- _GIVEN RECORDS_
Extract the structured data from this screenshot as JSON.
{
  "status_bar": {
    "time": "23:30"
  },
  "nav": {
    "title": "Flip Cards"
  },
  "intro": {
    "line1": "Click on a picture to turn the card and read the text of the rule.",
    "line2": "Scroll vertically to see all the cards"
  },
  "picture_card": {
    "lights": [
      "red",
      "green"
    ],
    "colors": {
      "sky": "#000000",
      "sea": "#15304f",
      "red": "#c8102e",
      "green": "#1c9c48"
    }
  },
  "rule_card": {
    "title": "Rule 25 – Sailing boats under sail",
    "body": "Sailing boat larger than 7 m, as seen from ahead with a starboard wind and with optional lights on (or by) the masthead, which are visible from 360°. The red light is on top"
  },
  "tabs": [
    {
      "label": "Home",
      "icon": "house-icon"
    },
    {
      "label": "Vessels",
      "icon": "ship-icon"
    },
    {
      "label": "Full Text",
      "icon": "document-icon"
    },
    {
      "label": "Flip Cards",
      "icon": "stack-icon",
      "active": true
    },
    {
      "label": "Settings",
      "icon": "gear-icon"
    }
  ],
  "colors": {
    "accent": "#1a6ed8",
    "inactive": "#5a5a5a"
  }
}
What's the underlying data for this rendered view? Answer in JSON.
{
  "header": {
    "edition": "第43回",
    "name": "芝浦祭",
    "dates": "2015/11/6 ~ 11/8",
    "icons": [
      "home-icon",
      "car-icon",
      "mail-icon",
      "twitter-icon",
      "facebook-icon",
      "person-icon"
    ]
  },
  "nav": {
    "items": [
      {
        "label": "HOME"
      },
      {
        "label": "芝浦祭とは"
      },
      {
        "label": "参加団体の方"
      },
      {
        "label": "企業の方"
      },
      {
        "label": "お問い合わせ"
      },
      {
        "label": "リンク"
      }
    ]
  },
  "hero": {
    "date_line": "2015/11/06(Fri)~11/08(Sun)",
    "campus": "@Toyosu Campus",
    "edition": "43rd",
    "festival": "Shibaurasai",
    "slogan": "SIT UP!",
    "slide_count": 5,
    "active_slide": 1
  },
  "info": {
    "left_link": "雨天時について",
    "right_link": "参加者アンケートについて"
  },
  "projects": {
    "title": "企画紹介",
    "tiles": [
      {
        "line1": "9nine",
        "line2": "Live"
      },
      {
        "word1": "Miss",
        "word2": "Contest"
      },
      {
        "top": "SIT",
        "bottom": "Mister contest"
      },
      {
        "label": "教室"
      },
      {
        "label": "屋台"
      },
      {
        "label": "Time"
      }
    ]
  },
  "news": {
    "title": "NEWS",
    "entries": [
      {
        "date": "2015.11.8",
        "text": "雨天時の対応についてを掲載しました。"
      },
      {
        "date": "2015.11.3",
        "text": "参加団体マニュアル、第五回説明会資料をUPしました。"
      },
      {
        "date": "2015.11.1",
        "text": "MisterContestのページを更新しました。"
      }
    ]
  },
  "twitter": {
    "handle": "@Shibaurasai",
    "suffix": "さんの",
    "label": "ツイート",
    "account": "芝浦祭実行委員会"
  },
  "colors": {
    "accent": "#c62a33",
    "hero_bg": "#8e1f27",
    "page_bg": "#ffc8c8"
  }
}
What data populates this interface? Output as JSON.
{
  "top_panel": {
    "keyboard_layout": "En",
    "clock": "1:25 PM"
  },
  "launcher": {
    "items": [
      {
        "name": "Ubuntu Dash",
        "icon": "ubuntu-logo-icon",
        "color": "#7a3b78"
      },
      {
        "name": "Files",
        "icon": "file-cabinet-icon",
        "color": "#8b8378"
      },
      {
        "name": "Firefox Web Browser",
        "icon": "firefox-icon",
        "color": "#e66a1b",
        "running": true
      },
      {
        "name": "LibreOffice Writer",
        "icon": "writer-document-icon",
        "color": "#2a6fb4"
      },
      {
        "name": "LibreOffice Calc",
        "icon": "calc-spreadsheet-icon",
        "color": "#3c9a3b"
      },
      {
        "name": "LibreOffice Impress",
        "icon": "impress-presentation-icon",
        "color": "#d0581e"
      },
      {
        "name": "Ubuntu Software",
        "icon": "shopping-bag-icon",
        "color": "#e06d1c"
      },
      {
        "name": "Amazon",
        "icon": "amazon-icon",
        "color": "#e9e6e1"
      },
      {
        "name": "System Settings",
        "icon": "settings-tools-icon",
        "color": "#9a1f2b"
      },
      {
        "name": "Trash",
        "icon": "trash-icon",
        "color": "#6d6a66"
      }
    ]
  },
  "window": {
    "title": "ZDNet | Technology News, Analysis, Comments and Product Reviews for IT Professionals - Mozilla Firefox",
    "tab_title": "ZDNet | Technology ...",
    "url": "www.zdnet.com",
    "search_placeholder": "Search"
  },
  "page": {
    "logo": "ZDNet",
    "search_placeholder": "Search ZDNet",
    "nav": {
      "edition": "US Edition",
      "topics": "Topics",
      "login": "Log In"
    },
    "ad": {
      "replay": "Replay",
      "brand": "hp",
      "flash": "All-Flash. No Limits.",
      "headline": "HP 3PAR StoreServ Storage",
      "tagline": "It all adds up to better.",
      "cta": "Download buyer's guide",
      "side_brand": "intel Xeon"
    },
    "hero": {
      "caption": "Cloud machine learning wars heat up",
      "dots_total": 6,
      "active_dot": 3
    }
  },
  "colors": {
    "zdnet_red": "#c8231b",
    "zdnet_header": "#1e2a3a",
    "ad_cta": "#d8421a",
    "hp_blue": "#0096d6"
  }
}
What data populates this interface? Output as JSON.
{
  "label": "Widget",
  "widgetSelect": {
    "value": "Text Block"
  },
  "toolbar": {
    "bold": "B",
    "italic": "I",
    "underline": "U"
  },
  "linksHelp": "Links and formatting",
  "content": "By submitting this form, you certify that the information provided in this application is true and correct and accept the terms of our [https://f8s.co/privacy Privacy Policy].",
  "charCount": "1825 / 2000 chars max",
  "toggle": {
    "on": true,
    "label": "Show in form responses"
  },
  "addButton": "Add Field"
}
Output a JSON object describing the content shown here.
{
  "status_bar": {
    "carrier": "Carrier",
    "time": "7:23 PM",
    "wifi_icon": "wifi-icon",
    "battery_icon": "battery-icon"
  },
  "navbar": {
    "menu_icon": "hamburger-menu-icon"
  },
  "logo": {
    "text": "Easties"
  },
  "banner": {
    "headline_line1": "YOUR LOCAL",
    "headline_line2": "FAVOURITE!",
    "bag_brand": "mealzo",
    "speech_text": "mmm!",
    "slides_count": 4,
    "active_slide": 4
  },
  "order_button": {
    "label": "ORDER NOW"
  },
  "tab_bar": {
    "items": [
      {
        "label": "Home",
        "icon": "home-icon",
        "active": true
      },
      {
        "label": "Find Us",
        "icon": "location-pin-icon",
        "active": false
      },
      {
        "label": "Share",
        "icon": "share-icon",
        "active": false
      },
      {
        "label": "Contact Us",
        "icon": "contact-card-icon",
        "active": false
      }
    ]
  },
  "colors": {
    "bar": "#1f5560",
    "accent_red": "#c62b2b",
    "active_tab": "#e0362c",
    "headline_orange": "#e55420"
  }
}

- _EXERCISE_
Using the exact wording, write out all of the records.

- _RESPONSE FOR THIS EXERCISE_
Extract the structured data from this screenshot as JSON.
{
  "status_bar": {
    "time": "23:30"
  },
  "nav": {
    "title": "Flip Cards"
  },
  "intro": {
    "line1": "Click on a picture to turn the card and read the text of the rule.",
    "line2": "Scroll vertically to see all the cards"
  },
  "picture_card": {
    "lights": [
      "red",
      "green"
    ],
    "colors": {
      "sky": "#000000",
      "sea": "#15304f",
      "red": "#c8102e",
      "green": "#1c9c48"
    }
  },
  "rule_card": {
    "title": "Rule 25 – Sailing boats under sail",
    "body": "Sailing boat larger than 7 m, as seen from ahead with a starboard wind and with optional lights on (or by) the masthead, which are visible from 360°. The red light is on top"
  },
  "tabs": [
    {
      "label": "Home",
      "icon": "house-icon"
    },
    {
      "label": "Vessels",
      "icon": "ship-icon"
    },
    {
      "label": "Full Text",
      "icon": "document-icon"
    },
    {
      "label": "Flip Cards",
      "icon": "stack-icon",
      "active": true
    },
    {
      "label": "Settings",
      "icon": "gear-icon"
    }
  ],
  "colors": {
    "accent": "#1a6ed8",
    "inactive": "#5a5a5a"
  }
}
What's the underlying data for this rendered view? Answer in JSON.
{
  "header": {
    "edition": "第43回",
    "name": "芝浦祭",
    "dates": "2015/11/6 ~ 11/8",
    "icons": [
      "home-icon",
      "car-icon",
      "mail-icon",
      "twitter-icon",
      "facebook-icon",
      "person-icon"
    ]
  },
  "nav": {
    "items": [
      {
        "label": "HOME"
      },
      {
        "label": "芝浦祭とは"
      },
      {
        "label": "参加団体の方"
      },
      {
        "label": "企業の方"
      },
      {
        "label": "お問い合わせ"
      },
      {
        "label": "リンク"
      }
    ]
  },
  "hero": {
    "date_line": "2015/11/06(Fri)~11/08(Sun)",
    "campus": "@Toyosu Campus",
    "edition": "43rd",
    "festival": "Shibaurasai",
    "slogan": "SIT UP!",
    "slide_count": 5,
    "active_slide": 1
  },
  "info": {
    "left_link": "雨天時について",
    "right_link": "参加者アンケートについて"
  },
  "projects": {
    "title": "企画紹介",
    "tiles": [
      {
        "line1": "9nine",
        "line2": "Live"
      },
      {
        "word1": "Miss",
        "word2": "Contest"
      },
      {
        "top": "SIT",
        "bottom": "Mister contest"
      },
      {
        "label": "教室"
      },
      {
        "label": "屋台"
      },
      {
        "label": "Time"
      }
    ]
  },
  "news": {
    "title": "NEWS",
    "entries": [
      {
        "date": "2015.11.8",
        "text": "雨天時の対応についてを掲載しました。"
      },
      {
        "date": "2015.11.3",
        "text": "参加団体マニュアル、第五回説明会資料をUPしました。"
      },
      {
        "date": "2015.11.1",
        "text": "MisterContestのページを更新しました。"
      }
    ]
  },
  "twitter": {
    "handle": "@Shibaurasai",
    "suffix": "さんの",
    "label": "ツイート",
    "account": "芝浦祭実行委員会"
  },
  "colors": {
    "accent": "#c62a33",
    "hero_bg": "#8e1f27",
    "page_bg": "#ffc8c8"
  }
}
What data populates this interface? Output as JSON.
{
  "top_panel": {
    "keyboard_layout": "En",
    "clock": "1:25 PM"
  },
  "launcher": {
    "items": [
      {
        "name": "Ubuntu Dash",
        "icon": "ubuntu-logo-icon",
        "color": "#7a3b78"
      },
      {
        "name": "Files",
        "icon": "file-cabinet-icon",
        "color": "#8b8378"
      },
      {
        "name": "Firefox Web Browser",
        "icon": "firefox-icon",
        "color": "#e66a1b",
        "running": true
      },
      {
        "name": "LibreOffice Writer",
        "icon": "writer-document-icon",
        "color": "#2a6fb4"
      },
      {
        "name": "LibreOffice Calc",
        "icon": "calc-spreadsheet-icon",
        "color": "#3c9a3b"
      },
      {
        "name": "LibreOffice Impress",
        "icon": "impress-presentation-icon",
        "color": "#d0581e"
      },
      {
        "name": "Ubuntu Software",
        "icon": "shopping-bag-icon",
        "color": "#e06d1c"
      },
      {
        "name": "Amazon",
        "icon": "amazon-icon",
        "color": "#e9e6e1"
      },
      {
        "name": "System Settings",
        "icon": "settings-tools-icon",
        "color": "#9a1f2b"
      },
      {
        "name": "Trash",
        "icon": "trash-icon",
        "color": "#6d6a66"
      }
    ]
  },
  "window": {
    "title": "ZDNet | Technology News, Analysis, Comments and Product Reviews for IT Professionals - Mozilla Firefox",
    "tab_title": "ZDNet | Technology ...",
    "url": "www.zdnet.com",
    "search_placeholder": "Search"
  },
  "page": {
    "logo": "ZDNet",
    "search_placeholder": "Search ZDNet",
    "nav": {
      "edition": "US Edition",
      "topics": "Topics",
      "login": "Log In"
    },
    "ad": {
      "replay": "Replay",
      "brand": "hp",
      "flash": "All-Flash. No Limits.",
      "headline": "HP 3PAR StoreServ Storage",
      "tagline": "It all adds up to better.",
      "cta": "Download buyer's guide",
      "side_brand": "intel Xeon"
    },
    "hero": {
      "caption": "Cloud machine learning wars heat up",
      "dots_total": 6,
      "active_dot": 3
    }
  },
  "colors": {
    "zdnet_red": "#c8231b",
    "zdnet_header": "#1e2a3a",
    "ad_cta": "#d8421a",
    "hp_blue": "#0096d6"
  }
}
What data populates this interface? Output as JSON.
{
  "label": "Widget",
  "widgetSelect": {
    "value": "Text Block"
  },
  "toolbar": {
    "bold": "B",
    "italic": "I",
    "underline": "U"
  },
  "linksHelp": "Links and formatting",
  "content": "By submitting this form, you certify that the information provided in this application is true and correct and accept the terms of our [https://f8s.co/privacy Privacy Policy].",
  "charCount": "1825 / 2000 chars max",
  "toggle": {
    "on": true,
    "label": "Show in form responses"
  },
  "addButton": "Add Field"
}
Output a JSON object describing the content shown here.
{
  "status_bar": {
    "carrier": "Carrier",
    "time": "7:23 PM",
    "wifi_icon": "wifi-icon",
    "battery_icon": "battery-icon"
  },
  "navbar": {
    "menu_icon": "hamburger-menu-icon"
  },
  "logo": {
    "text": "Easties"
  },
  "banner": {
    "headline_line1": "YOUR LOCAL",
    "headline_line2": "FAVOURITE!",
    "bag_brand": "mealzo",
    "speech_text": "mmm!",
    "slides_count": 4,
    "active_slide": 4
  },
  "order_button": {
    "label": "ORDER NOW"
  },
  "tab_bar": {
    "items": [
      {
        "label": "Home",
        "icon": "home-icon",
        "active": true
      },
      {
        "label": "Find Us",
        "icon": "location-pin-icon",
        "active": false
      },
      {
        "label": "Share",
        "icon": "share-icon",
        "active": false
      },
      {
        "label": "Contact Us",
        "icon": "contact-card-icon",
        "active": false
      }
    ]
  },
  "colors": {
    "bar": "#1f5560",
    "accent_red": "#c62b2b",
    "active_tab": "#e0362c",
    "headline_orange": "#e55420"
  }
}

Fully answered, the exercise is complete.